◆ **WORK TO COMPLETE**:
Every record below should be written out exactly; pictures stay out.

-- START OF RECORDS SUPPLIED --

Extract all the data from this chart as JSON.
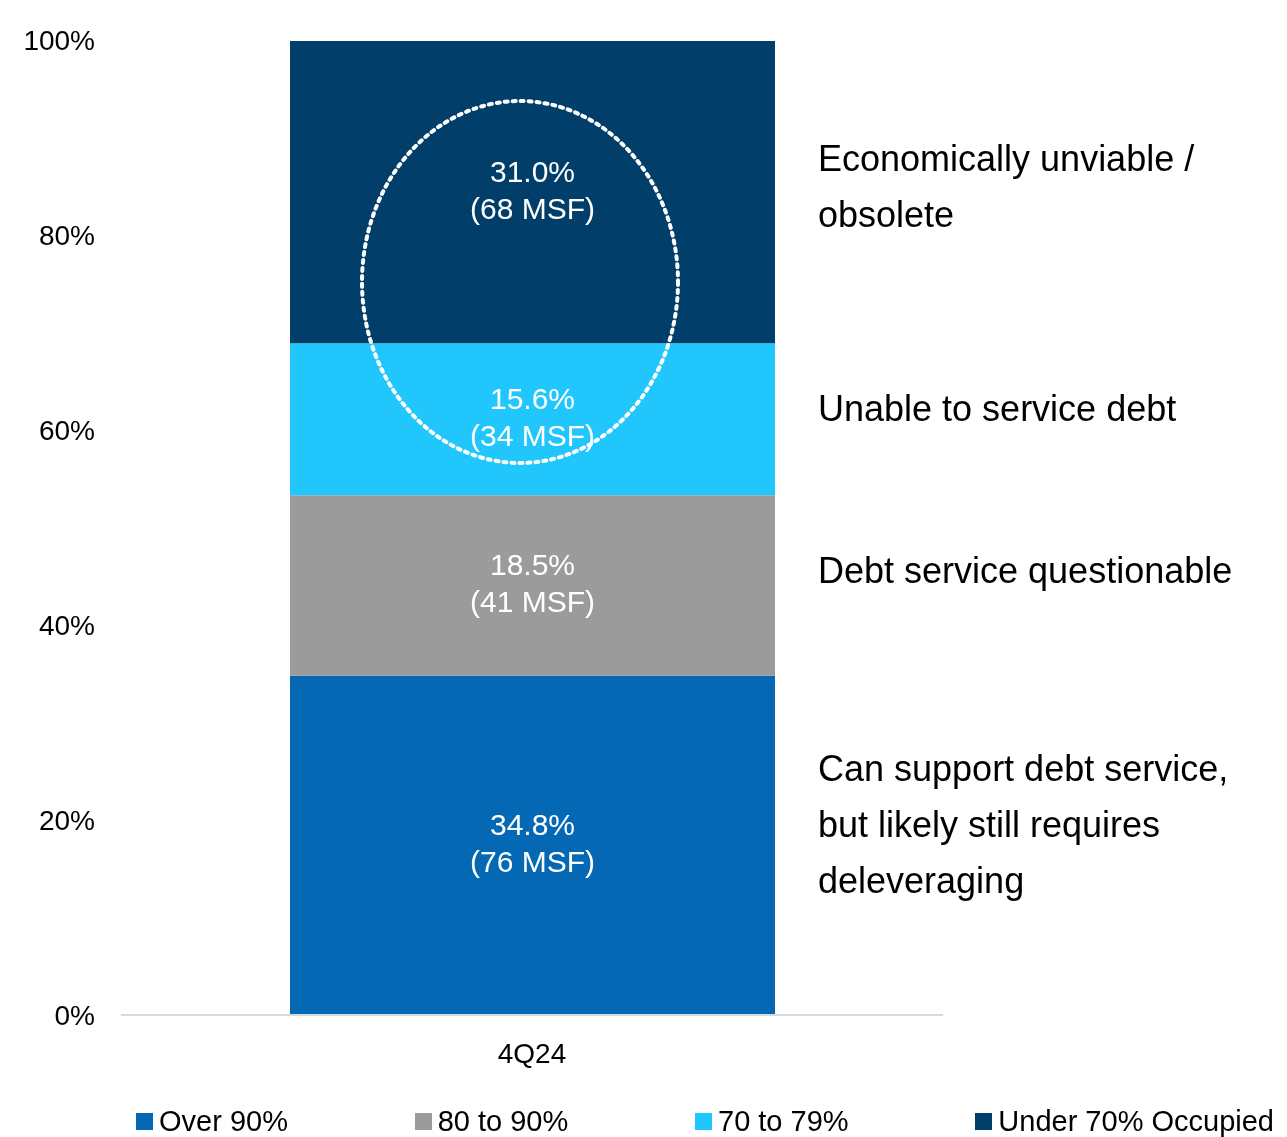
{
  "chart_data": {
    "type": "bar",
    "stacked": true,
    "categories": [
      "4Q24"
    ],
    "series": [
      {
        "name": "Over 90%",
        "color": "#0468b4",
        "values": [
          34.8
        ],
        "value_labels": [
          "34.8%\n(76 MSF)"
        ]
      },
      {
        "name": "80 to 90%",
        "color": "#9b9b9b",
        "values": [
          18.5
        ],
        "value_labels": [
          "18.5%\n(41 MSF)"
        ]
      },
      {
        "name": "70 to 79%",
        "color": "#20c6fc",
        "values": [
          15.6
        ],
        "value_labels": [
          "15.6%\n(34 MSF)"
        ]
      },
      {
        "name": "Under 70% Occupied",
        "color": "#023e6a",
        "values": [
          31.0
        ],
        "value_labels": [
          "31.0%\n(68 MSF)"
        ]
      }
    ],
    "ylim": [
      0,
      100
    ],
    "yticks": [
      {
        "value": 0,
        "label": "0%"
      },
      {
        "value": 20,
        "label": "20%"
      },
      {
        "value": 40,
        "label": "40%"
      },
      {
        "value": 60,
        "label": "60%"
      },
      {
        "value": 80,
        "label": "80%"
      },
      {
        "value": 100,
        "label": "100%"
      }
    ],
    "annotations": [
      "Economically unviable / obsolete",
      "Unable to service debt",
      "Debt service questionable",
      "Can support debt service, but likely still requires deleveraging"
    ],
    "grid": false,
    "legend": "bottom"
  }
}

-- END OF RECORDS SUPPLIED --

◆ **SOLUTION TO THIS TASK**:
Extract all the data from this chart as JSON.
{
  "chart_data": {
    "type": "bar",
    "stacked": true,
    "categories": [
      "4Q24"
    ],
    "series": [
      {
        "name": "Over 90%",
        "color": "#0468b4",
        "values": [
          34.8
        ],
        "value_labels": [
          "34.8%\n(76 MSF)"
        ]
      },
      {
        "name": "80 to 90%",
        "color": "#9b9b9b",
        "values": [
          18.5
        ],
        "value_labels": [
          "18.5%\n(41 MSF)"
        ]
      },
      {
        "name": "70 to 79%",
        "color": "#20c6fc",
        "values": [
          15.6
        ],
        "value_labels": [
          "15.6%\n(34 MSF)"
        ]
      },
      {
        "name": "Under 70% Occupied",
        "color": "#023e6a",
        "values": [
          31.0
        ],
        "value_labels": [
          "31.0%\n(68 MSF)"
        ]
      }
    ],
    "ylim": [
      0,
      100
    ],
    "yticks": [
      {
        "value": 0,
        "label": "0%"
      },
      {
        "value": 20,
        "label": "20%"
      },
      {
        "value": 40,
        "label": "40%"
      },
      {
        "value": 60,
        "label": "60%"
      },
      {
        "value": 80,
        "label": "80%"
      },
      {
        "value": 100,
        "label": "100%"
      }
    ],
    "annotations": [
      "Economically unviable / obsolete",
      "Unable to service debt",
      "Debt service questionable",
      "Can support debt service, but likely still requires deleveraging"
    ],
    "grid": false,
    "legend": "bottom"
  }
}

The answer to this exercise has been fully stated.